(Stored dataset items)
>>

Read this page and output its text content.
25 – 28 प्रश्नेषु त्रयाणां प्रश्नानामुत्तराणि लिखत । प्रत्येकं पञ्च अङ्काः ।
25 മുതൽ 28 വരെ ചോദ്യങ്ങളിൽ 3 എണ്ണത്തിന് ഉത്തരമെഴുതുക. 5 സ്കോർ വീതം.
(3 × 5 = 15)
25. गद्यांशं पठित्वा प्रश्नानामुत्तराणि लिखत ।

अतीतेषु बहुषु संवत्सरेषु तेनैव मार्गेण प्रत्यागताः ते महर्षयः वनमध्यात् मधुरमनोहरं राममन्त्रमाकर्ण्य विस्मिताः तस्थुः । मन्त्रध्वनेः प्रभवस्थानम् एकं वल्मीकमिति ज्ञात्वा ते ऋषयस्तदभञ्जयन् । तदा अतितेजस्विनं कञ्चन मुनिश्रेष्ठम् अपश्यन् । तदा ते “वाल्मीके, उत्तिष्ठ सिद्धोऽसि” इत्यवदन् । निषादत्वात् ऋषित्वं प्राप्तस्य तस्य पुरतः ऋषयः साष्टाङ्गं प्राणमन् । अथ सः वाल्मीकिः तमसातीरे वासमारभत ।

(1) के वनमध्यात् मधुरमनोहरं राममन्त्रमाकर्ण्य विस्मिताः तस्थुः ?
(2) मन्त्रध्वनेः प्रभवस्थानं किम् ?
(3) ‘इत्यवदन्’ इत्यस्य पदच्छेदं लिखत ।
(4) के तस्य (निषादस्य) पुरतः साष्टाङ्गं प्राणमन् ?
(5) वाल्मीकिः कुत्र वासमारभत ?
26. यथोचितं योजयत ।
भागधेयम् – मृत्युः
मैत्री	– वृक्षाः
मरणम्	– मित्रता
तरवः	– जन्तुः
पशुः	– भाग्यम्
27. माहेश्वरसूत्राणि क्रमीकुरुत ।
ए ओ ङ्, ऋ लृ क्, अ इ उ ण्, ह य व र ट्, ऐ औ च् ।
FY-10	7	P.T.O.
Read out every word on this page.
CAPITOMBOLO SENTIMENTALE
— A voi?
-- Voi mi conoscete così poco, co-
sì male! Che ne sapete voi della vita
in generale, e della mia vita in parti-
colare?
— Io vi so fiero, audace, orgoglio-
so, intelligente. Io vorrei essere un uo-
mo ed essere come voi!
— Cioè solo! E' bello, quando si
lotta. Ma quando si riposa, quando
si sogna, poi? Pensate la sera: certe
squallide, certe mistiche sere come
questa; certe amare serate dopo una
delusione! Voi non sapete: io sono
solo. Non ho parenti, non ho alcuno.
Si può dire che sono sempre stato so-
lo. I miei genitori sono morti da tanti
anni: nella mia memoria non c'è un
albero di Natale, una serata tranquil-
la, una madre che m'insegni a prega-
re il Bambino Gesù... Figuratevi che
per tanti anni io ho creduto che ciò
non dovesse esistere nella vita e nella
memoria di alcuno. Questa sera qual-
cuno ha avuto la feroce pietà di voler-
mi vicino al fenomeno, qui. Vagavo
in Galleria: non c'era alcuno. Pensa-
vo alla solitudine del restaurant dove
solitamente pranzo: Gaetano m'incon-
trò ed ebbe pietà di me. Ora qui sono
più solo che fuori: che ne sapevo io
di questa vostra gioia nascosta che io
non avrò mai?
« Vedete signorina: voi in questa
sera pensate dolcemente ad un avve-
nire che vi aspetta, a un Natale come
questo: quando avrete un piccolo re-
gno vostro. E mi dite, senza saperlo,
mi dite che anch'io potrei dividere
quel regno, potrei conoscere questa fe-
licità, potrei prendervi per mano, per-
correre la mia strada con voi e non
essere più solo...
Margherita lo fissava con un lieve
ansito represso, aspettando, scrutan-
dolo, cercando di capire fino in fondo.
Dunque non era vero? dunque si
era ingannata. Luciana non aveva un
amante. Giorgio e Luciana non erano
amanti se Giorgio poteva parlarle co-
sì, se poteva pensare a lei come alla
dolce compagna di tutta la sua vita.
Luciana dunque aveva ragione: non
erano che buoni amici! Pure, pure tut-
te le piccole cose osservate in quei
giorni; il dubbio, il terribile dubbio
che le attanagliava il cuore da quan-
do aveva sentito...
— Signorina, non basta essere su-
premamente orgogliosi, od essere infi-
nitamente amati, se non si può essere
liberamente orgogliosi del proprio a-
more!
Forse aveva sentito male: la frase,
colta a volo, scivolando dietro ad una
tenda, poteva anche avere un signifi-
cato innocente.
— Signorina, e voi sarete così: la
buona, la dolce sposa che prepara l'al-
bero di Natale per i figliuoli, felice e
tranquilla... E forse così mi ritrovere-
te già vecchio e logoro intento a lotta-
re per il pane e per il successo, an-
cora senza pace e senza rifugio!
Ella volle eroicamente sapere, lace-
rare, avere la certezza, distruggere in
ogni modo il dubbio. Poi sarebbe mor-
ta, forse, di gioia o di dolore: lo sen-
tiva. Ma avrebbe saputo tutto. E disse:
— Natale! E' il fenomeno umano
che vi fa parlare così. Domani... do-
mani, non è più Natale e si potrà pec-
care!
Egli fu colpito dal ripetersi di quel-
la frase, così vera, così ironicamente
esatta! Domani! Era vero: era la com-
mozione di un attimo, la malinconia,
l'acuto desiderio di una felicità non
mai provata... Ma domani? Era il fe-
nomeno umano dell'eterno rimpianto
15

<<

Write out every entry verbatim.

Read this page and output its text content.
25 – 28 प्रश्नेषु त्रयाणां प्रश्नानामुत्तराणि लिखत । प्रत्येकं पञ्च अङ्काः ।
25 മുതൽ 28 വരെ ചോദ്യങ്ങളിൽ 3 എണ്ണത്തിന് ഉത്തരമെഴുതുക. 5 സ്കോർ വീതം.
(3 × 5 = 15)
25. गद्यांशं पठित्वा प्रश्नानामुत्तराणि लिखत ।

अतीतेषु बहुषु संवत्सरेषु तेनैव मार्गेण प्रत्यागताः ते महर्षयः वनमध्यात् मधुरमनोहरं राममन्त्रमाकर्ण्य विस्मिताः तस्थुः । मन्त्रध्वनेः प्रभवस्थानम् एकं वल्मीकमिति ज्ञात्वा ते ऋषयस्तदभञ्जयन् । तदा अतितेजस्विनं कञ्चन मुनिश्रेष्ठम् अपश्यन् । तदा ते “वाल्मीके, उत्तिष्ठ सिद्धोऽसि” इत्यवदन् । निषादत्वात् ऋषित्वं प्राप्तस्य तस्य पुरतः ऋषयः साष्टाङ्गं प्राणमन् । अथ सः वाल्मीकिः तमसातीरे वासमारभत ।

(1) के वनमध्यात् मधुरमनोहरं राममन्त्रमाकर्ण्य विस्मिताः तस्थुः ?
(2) मन्त्रध्वनेः प्रभवस्थानं किम् ?
(3) ‘इत्यवदन्’ इत्यस्य पदच्छेदं लिखत ।
(4) के तस्य (निषादस्य) पुरतः साष्टाङ्गं प्राणमन् ?
(5) वाल्मीकिः कुत्र वासमारभत ?
26. यथोचितं योजयत ।
भागधेयम् – मृत्युः
मैत्री	– वृक्षाः
मरणम्	– मित्रता
तरवः	– जन्तुः
पशुः	– भाग्यम्
27. माहेश्वरसूत्राणि क्रमीकुरुत ।
ए ओ ङ्, ऋ लृ क्, अ इ उ ण्, ह य व र ट्, ऐ औ च् ।
FY-10	7	P.T.O.
Read out every word on this page.
CAPITOMBOLO SENTIMENTALE
— A voi?
-- Voi mi conoscete così poco, co-
sì male! Che ne sapete voi della vita
in generale, e della mia vita in parti-
colare?
— Io vi so fiero, audace, orgoglio-
so, intelligente. Io vorrei essere un uo-
mo ed essere come voi!
— Cioè solo! E' bello, quando si
lotta. Ma quando si riposa, quando
si sogna, poi? Pensate la sera: certe
squallide, certe mistiche sere come
questa; certe amare serate dopo una
delusione! Voi non sapete: io sono
solo. Non ho parenti, non ho alcuno.
Si può dire che sono sempre stato so-
lo. I miei genitori sono morti da tanti
anni: nella mia memoria non c'è un
albero di Natale, una serata tranquil-
la, una madre che m'insegni a prega-
re il Bambino Gesù... Figuratevi che
per tanti anni io ho creduto che ciò
non dovesse esistere nella vita e nella
memoria di alcuno. Questa sera qual-
cuno ha avuto la feroce pietà di voler-
mi vicino al fenomeno, qui. Vagavo
in Galleria: non c'era alcuno. Pensa-
vo alla solitudine del restaurant dove
solitamente pranzo: Gaetano m'incon-
trò ed ebbe pietà di me. Ora qui sono
più solo che fuori: che ne sapevo io
di questa vostra gioia nascosta che io
non avrò mai?
« Vedete signorina: voi in questa
sera pensate dolcemente ad un avve-
nire che vi aspetta, a un Natale come
questo: quando avrete un piccolo re-
gno vostro. E mi dite, senza saperlo,
mi dite che anch'io potrei dividere
quel regno, potrei conoscere questa fe-
licità, potrei prendervi per mano, per-
correre la mia strada con voi e non
essere più solo...
Margherita lo fissava con un lieve
ansito represso, aspettando, scrutan-
dolo, cercando di capire fino in fondo.
Dunque non era vero? dunque si
era ingannata. Luciana non aveva un
amante. Giorgio e Luciana non erano
amanti se Giorgio poteva parlarle co-
sì, se poteva pensare a lei come alla
dolce compagna di tutta la sua vita.
Luciana dunque aveva ragione: non
erano che buoni amici! Pure, pure tut-
te le piccole cose osservate in quei
giorni; il dubbio, il terribile dubbio
che le attanagliava il cuore da quan-
do aveva sentito...
— Signorina, non basta essere su-
premamente orgogliosi, od essere infi-
nitamente amati, se non si può essere
liberamente orgogliosi del proprio a-
more!
Forse aveva sentito male: la frase,
colta a volo, scivolando dietro ad una
tenda, poteva anche avere un signifi-
cato innocente.
— Signorina, e voi sarete così: la
buona, la dolce sposa che prepara l'al-
bero di Natale per i figliuoli, felice e
tranquilla... E forse così mi ritrovere-
te già vecchio e logoro intento a lotta-
re per il pane e per il successo, an-
cora senza pace e senza rifugio!
Ella volle eroicamente sapere, lace-
rare, avere la certezza, distruggere in
ogni modo il dubbio. Poi sarebbe mor-
ta, forse, di gioia o di dolore: lo sen-
tiva. Ma avrebbe saputo tutto. E disse:
— Natale! E' il fenomeno umano
che vi fa parlare così. Domani... do-
mani, non è più Natale e si potrà pec-
care!
Egli fu colpito dal ripetersi di quel-
la frase, così vera, così ironicamente
esatta! Domani! Era vero: era la com-
mozione di un attimo, la malinconia,
l'acuto desiderio di una felicità non
mai provata... Ma domani? Era il fe-
nomeno umano dell'eterno rimpianto
15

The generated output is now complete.